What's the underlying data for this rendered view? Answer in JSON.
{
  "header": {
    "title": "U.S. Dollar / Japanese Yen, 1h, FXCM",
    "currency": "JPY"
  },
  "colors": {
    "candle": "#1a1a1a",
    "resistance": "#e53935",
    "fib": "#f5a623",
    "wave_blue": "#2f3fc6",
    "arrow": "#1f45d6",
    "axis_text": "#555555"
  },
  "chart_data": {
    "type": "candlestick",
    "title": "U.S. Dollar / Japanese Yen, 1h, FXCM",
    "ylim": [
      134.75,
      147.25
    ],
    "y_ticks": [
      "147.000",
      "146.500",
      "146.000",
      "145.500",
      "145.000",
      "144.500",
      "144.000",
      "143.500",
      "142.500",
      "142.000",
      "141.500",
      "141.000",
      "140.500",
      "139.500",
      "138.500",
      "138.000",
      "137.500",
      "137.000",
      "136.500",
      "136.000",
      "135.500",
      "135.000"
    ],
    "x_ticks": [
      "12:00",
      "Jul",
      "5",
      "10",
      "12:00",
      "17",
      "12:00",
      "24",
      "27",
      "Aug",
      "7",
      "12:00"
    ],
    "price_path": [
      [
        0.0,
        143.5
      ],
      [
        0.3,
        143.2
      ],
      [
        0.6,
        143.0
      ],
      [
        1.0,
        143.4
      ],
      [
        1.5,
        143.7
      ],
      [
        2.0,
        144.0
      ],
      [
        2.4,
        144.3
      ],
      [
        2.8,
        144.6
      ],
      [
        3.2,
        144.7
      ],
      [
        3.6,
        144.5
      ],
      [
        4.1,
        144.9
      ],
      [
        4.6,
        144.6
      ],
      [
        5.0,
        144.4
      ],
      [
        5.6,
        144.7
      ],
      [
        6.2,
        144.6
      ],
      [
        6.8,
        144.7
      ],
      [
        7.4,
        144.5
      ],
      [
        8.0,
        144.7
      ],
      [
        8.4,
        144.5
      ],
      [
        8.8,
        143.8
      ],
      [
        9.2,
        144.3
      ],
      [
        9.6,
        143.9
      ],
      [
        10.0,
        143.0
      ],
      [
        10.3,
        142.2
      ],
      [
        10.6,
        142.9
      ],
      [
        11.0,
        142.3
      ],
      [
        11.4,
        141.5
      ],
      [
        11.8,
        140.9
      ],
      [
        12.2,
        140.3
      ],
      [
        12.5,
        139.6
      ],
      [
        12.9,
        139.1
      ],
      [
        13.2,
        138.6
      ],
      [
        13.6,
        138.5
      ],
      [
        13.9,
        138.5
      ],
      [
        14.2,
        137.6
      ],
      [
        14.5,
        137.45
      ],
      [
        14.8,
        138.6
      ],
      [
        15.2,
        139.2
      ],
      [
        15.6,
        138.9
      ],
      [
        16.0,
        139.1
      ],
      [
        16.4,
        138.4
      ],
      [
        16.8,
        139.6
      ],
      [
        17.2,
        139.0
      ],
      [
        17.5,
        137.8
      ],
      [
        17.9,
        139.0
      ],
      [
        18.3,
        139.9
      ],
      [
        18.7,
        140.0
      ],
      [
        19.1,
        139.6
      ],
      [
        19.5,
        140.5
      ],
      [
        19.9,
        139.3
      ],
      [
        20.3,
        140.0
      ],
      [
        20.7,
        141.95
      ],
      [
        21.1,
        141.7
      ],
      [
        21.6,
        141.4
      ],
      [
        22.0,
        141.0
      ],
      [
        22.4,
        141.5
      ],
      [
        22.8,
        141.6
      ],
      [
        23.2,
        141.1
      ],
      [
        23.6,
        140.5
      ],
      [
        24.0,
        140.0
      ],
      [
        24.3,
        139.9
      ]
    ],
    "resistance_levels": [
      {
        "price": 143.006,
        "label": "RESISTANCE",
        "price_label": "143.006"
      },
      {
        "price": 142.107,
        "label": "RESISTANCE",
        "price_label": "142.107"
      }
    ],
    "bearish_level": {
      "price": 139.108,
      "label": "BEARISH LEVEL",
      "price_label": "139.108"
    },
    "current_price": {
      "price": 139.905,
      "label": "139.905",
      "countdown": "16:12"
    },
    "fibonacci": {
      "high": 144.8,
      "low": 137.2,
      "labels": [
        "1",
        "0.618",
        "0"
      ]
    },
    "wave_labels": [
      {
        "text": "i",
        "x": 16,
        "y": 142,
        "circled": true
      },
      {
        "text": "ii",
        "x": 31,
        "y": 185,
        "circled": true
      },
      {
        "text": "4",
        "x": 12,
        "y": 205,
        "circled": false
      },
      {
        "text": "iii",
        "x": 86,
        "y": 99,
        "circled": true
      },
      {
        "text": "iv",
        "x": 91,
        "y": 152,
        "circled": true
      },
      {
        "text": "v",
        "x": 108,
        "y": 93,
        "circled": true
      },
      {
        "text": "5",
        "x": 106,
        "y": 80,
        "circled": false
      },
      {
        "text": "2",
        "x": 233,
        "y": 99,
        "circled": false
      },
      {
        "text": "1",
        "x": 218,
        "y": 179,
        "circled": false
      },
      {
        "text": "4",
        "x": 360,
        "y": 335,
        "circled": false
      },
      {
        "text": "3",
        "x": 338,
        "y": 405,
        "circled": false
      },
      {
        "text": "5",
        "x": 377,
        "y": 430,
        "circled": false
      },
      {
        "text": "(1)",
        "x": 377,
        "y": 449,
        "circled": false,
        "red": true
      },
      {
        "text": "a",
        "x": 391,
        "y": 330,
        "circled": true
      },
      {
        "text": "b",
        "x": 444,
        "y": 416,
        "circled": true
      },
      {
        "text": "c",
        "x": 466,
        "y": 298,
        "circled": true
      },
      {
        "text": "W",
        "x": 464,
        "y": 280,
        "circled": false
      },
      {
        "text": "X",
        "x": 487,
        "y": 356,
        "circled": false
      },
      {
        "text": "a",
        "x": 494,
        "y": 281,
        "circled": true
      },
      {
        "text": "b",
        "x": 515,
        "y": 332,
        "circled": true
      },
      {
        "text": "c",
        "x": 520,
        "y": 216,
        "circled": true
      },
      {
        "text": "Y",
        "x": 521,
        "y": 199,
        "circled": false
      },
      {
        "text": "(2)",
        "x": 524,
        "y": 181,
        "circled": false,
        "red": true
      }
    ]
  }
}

Instruction: Type out the full listing again, exactly as given.

Answer to the exercise:
What's the underlying data for this rendered view? Answer in JSON.
{
  "header": {
    "title": "U.S. Dollar / Japanese Yen, 1h, FXCM",
    "currency": "JPY"
  },
  "colors": {
    "candle": "#1a1a1a",
    "resistance": "#e53935",
    "fib": "#f5a623",
    "wave_blue": "#2f3fc6",
    "arrow": "#1f45d6",
    "axis_text": "#555555"
  },
  "chart_data": {
    "type": "candlestick",
    "title": "U.S. Dollar / Japanese Yen, 1h, FXCM",
    "ylim": [
      134.75,
      147.25
    ],
    "y_ticks": [
      "147.000",
      "146.500",
      "146.000",
      "145.500",
      "145.000",
      "144.500",
      "144.000",
      "143.500",
      "142.500",
      "142.000",
      "141.500",
      "141.000",
      "140.500",
      "139.500",
      "138.500",
      "138.000",
      "137.500",
      "137.000",
      "136.500",
      "136.000",
      "135.500",
      "135.000"
    ],
    "x_ticks": [
      "12:00",
      "Jul",
      "5",
      "10",
      "12:00",
      "17",
      "12:00",
      "24",
      "27",
      "Aug",
      "7",
      "12:00"
    ],
    "price_path": [
      [
        0.0,
        143.5
      ],
      [
        0.3,
        143.2
      ],
      [
        0.6,
        143.0
      ],
      [
        1.0,
        143.4
      ],
      [
        1.5,
        143.7
      ],
      [
        2.0,
        144.0
      ],
      [
        2.4,
        144.3
      ],
      [
        2.8,
        144.6
      ],
      [
        3.2,
        144.7
      ],
      [
        3.6,
        144.5
      ],
      [
        4.1,
        144.9
      ],
      [
        4.6,
        144.6
      ],
      [
        5.0,
        144.4
      ],
      [
        5.6,
        144.7
      ],
      [
        6.2,
        144.6
      ],
      [
        6.8,
        144.7
      ],
      [
        7.4,
        144.5
      ],
      [
        8.0,
        144.7
      ],
      [
        8.4,
        144.5
      ],
      [
        8.8,
        143.8
      ],
      [
        9.2,
        144.3
      ],
      [
        9.6,
        143.9
      ],
      [
        10.0,
        143.0
      ],
      [
        10.3,
        142.2
      ],
      [
        10.6,
        142.9
      ],
      [
        11.0,
        142.3
      ],
      [
        11.4,
        141.5
      ],
      [
        11.8,
        140.9
      ],
      [
        12.2,
        140.3
      ],
      [
        12.5,
        139.6
      ],
      [
        12.9,
        139.1
      ],
      [
        13.2,
        138.6
      ],
      [
        13.6,
        138.5
      ],
      [
        13.9,
        138.5
      ],
      [
        14.2,
        137.6
      ],
      [
        14.5,
        137.45
      ],
      [
        14.8,
        138.6
      ],
      [
        15.2,
        139.2
      ],
      [
        15.6,
        138.9
      ],
      [
        16.0,
        139.1
      ],
      [
        16.4,
        138.4
      ],
      [
        16.8,
        139.6
      ],
      [
        17.2,
        139.0
      ],
      [
        17.5,
        137.8
      ],
      [
        17.9,
        139.0
      ],
      [
        18.3,
        139.9
      ],
      [
        18.7,
        140.0
      ],
      [
        19.1,
        139.6
      ],
      [
        19.5,
        140.5
      ],
      [
        19.9,
        139.3
      ],
      [
        20.3,
        140.0
      ],
      [
        20.7,
        141.95
      ],
      [
        21.1,
        141.7
      ],
      [
        21.6,
        141.4
      ],
      [
        22.0,
        141.0
      ],
      [
        22.4,
        141.5
      ],
      [
        22.8,
        141.6
      ],
      [
        23.2,
        141.1
      ],
      [
        23.6,
        140.5
      ],
      [
        24.0,
        140.0
      ],
      [
        24.3,
        139.9
      ]
    ],
    "resistance_levels": [
      {
        "price": 143.006,
        "label": "RESISTANCE",
        "price_label": "143.006"
      },
      {
        "price": 142.107,
        "label": "RESISTANCE",
        "price_label": "142.107"
      }
    ],
    "bearish_level": {
      "price": 139.108,
      "label": "BEARISH LEVEL",
      "price_label": "139.108"
    },
    "current_price": {
      "price": 139.905,
      "label": "139.905",
      "countdown": "16:12"
    },
    "fibonacci": {
      "high": 144.8,
      "low": 137.2,
      "labels": [
        "1",
        "0.618",
        "0"
      ]
    },
    "wave_labels": [
      {
        "text": "i",
        "x": 16,
        "y": 142,
        "circled": true
      },
      {
        "text": "ii",
        "x": 31,
        "y": 185,
        "circled": true
      },
      {
        "text": "4",
        "x": 12,
        "y": 205,
        "circled": false
      },
      {
        "text": "iii",
        "x": 86,
        "y": 99,
        "circled": true
      },
      {
        "text": "iv",
        "x": 91,
        "y": 152,
        "circled": true
      },
      {
        "text": "v",
        "x": 108,
        "y": 93,
        "circled": true
      },
      {
        "text": "5",
        "x": 106,
        "y": 80,
        "circled": false
      },
      {
        "text": "2",
        "x": 233,
        "y": 99,
        "circled": false
      },
      {
        "text": "1",
        "x": 218,
        "y": 179,
        "circled": false
      },
      {
        "text": "4",
        "x": 360,
        "y": 335,
        "circled": false
      },
      {
        "text": "3",
        "x": 338,
        "y": 405,
        "circled": false
      },
      {
        "text": "5",
        "x": 377,
        "y": 430,
        "circled": false
      },
      {
        "text": "(1)",
        "x": 377,
        "y": 449,
        "circled": false,
        "red": true
      },
      {
        "text": "a",
        "x": 391,
        "y": 330,
        "circled": true
      },
      {
        "text": "b",
        "x": 444,
        "y": 416,
        "circled": true
      },
      {
        "text": "c",
        "x": 466,
        "y": 298,
        "circled": true
      },
      {
        "text": "W",
        "x": 464,
        "y": 280,
        "circled": false
      },
      {
        "text": "X",
        "x": 487,
        "y": 356,
        "circled": false
      },
      {
        "text": "a",
        "x": 494,
        "y": 281,
        "circled": true
      },
      {
        "text": "b",
        "x": 515,
        "y": 332,
        "circled": true
      },
      {
        "text": "c",
        "x": 520,
        "y": 216,
        "circled": true
      },
      {
        "text": "Y",
        "x": 521,
        "y": 199,
        "circled": false
      },
      {
        "text": "(2)",
        "x": 524,
        "y": 181,
        "circled": false,
        "red": true
      }
    ]
  }
}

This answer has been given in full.